◆ Working data ◆
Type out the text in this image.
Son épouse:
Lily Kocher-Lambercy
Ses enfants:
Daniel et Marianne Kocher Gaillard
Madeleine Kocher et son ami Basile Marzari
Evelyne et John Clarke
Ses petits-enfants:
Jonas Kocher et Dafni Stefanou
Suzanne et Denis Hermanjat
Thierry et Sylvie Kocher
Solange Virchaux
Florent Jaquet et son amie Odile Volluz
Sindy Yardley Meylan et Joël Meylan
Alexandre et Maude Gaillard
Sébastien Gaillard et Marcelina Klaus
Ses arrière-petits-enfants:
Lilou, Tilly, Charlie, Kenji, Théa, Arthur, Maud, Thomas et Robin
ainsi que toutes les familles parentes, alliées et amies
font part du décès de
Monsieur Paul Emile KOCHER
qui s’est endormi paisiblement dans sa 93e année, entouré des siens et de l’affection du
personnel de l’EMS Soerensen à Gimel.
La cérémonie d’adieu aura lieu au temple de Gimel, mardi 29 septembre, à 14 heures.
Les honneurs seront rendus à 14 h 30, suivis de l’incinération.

◆ What is asked ◆
Reproduce the entire listing word for word.

◆ Output below ◆
Type out the text in this image.
Son épouse:
Lily Kocher-Lambercy
Ses enfants:
Daniel et Marianne Kocher Gaillard
Madeleine Kocher et son ami Basile Marzari
Evelyne et John Clarke
Ses petits-enfants:
Jonas Kocher et Dafni Stefanou
Suzanne et Denis Hermanjat
Thierry et Sylvie Kocher
Solange Virchaux
Florent Jaquet et son amie Odile Volluz
Sindy Yardley Meylan et Joël Meylan
Alexandre et Maude Gaillard
Sébastien Gaillard et Marcelina Klaus
Ses arrière-petits-enfants:
Lilou, Tilly, Charlie, Kenji, Théa, Arthur, Maud, Thomas et Robin
ainsi que toutes les familles parentes, alliées et amies
font part du décès de
Monsieur Paul Emile KOCHER
qui s’est endormi paisiblement dans sa 93e année, entouré des siens et de l’affection du
personnel de l’EMS Soerensen à Gimel.
La cérémonie d’adieu aura lieu au temple de Gimel, mardi 29 septembre, à 14 heures.
Les honneurs seront rendus à 14 h 30, suivis de l’incinération.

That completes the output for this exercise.